What the exercise asks: Look through the material below. Copy each line that contains the string "JSON".

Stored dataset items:
----------------------------------------

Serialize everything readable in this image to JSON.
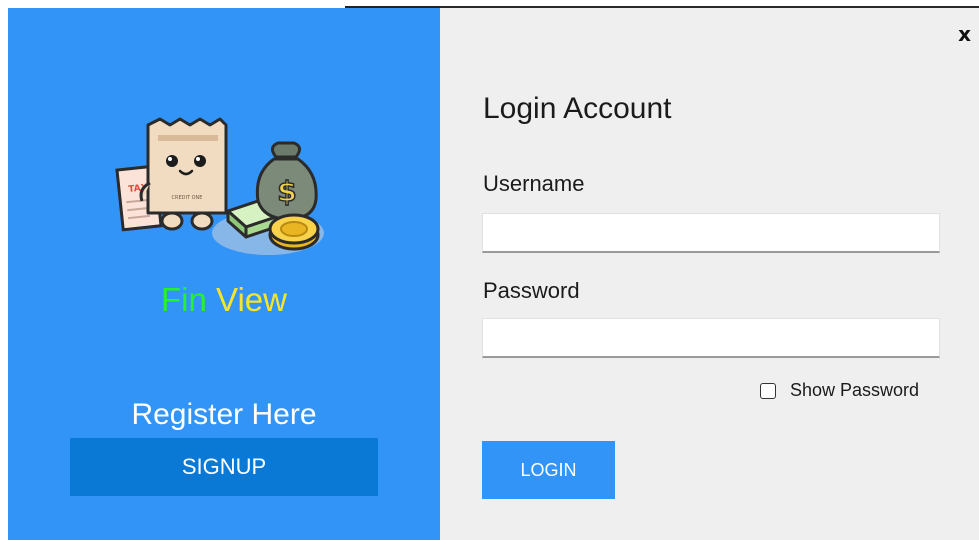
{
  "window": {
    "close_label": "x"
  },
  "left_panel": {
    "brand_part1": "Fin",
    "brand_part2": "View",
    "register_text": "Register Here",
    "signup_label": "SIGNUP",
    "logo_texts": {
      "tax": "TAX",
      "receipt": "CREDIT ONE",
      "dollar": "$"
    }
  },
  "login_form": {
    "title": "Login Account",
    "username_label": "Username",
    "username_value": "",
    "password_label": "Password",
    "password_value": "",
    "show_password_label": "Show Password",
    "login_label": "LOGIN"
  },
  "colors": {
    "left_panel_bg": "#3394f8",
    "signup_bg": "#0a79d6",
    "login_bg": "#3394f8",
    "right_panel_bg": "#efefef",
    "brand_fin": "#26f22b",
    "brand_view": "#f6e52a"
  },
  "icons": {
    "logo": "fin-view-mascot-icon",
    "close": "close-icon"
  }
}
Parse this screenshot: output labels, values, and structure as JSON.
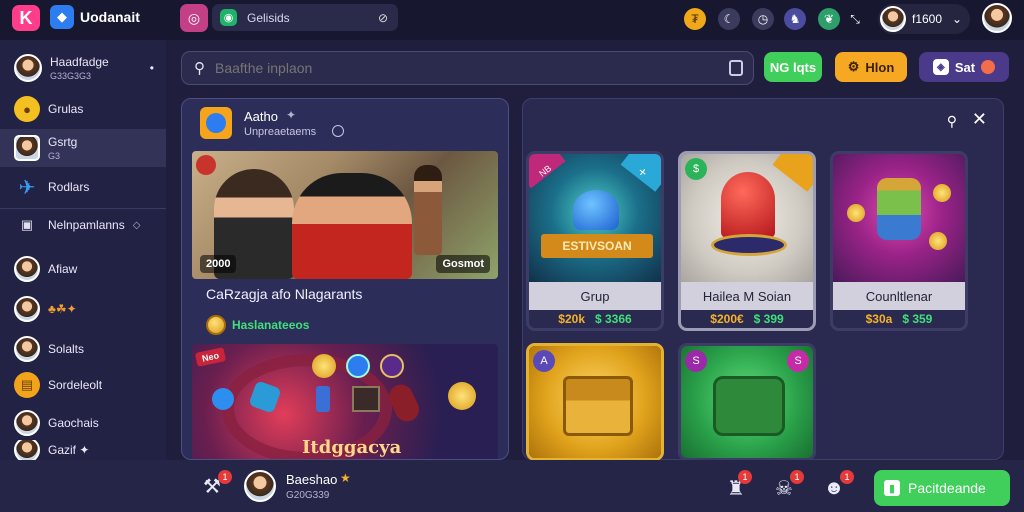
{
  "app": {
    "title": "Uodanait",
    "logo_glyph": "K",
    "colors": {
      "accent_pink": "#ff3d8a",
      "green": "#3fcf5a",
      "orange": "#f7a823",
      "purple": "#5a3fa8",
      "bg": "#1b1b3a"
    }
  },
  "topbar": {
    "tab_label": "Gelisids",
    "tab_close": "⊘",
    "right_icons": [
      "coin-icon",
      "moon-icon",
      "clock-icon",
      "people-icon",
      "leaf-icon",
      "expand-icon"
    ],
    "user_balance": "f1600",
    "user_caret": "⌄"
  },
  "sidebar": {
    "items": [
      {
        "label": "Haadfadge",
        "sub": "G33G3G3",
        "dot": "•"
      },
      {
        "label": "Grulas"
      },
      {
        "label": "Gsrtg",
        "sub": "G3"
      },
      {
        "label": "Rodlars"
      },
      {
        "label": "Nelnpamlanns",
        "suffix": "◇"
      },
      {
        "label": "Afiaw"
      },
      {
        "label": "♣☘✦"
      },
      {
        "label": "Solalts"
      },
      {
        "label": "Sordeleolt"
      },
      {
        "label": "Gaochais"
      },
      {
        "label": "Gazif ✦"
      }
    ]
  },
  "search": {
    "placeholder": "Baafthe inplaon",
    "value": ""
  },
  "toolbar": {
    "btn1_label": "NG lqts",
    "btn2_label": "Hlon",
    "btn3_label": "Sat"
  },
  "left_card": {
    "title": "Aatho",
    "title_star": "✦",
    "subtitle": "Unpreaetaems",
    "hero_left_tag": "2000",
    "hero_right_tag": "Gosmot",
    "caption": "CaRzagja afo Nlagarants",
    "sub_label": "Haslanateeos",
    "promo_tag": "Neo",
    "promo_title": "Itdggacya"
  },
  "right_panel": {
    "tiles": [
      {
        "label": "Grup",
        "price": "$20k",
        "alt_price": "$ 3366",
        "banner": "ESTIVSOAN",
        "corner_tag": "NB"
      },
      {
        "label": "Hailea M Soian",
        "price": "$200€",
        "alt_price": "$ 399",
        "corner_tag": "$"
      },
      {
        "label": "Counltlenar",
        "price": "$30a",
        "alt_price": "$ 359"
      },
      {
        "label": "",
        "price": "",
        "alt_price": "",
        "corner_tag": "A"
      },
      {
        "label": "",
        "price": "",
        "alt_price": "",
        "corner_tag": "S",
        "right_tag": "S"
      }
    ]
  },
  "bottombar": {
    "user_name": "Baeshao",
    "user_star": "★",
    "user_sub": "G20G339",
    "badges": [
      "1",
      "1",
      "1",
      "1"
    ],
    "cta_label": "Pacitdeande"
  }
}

----------------------------------------

Problem solution:
Serialize everything readable in this image to JSON.
Parse this screenshot: output labels, values, and structure as JSON.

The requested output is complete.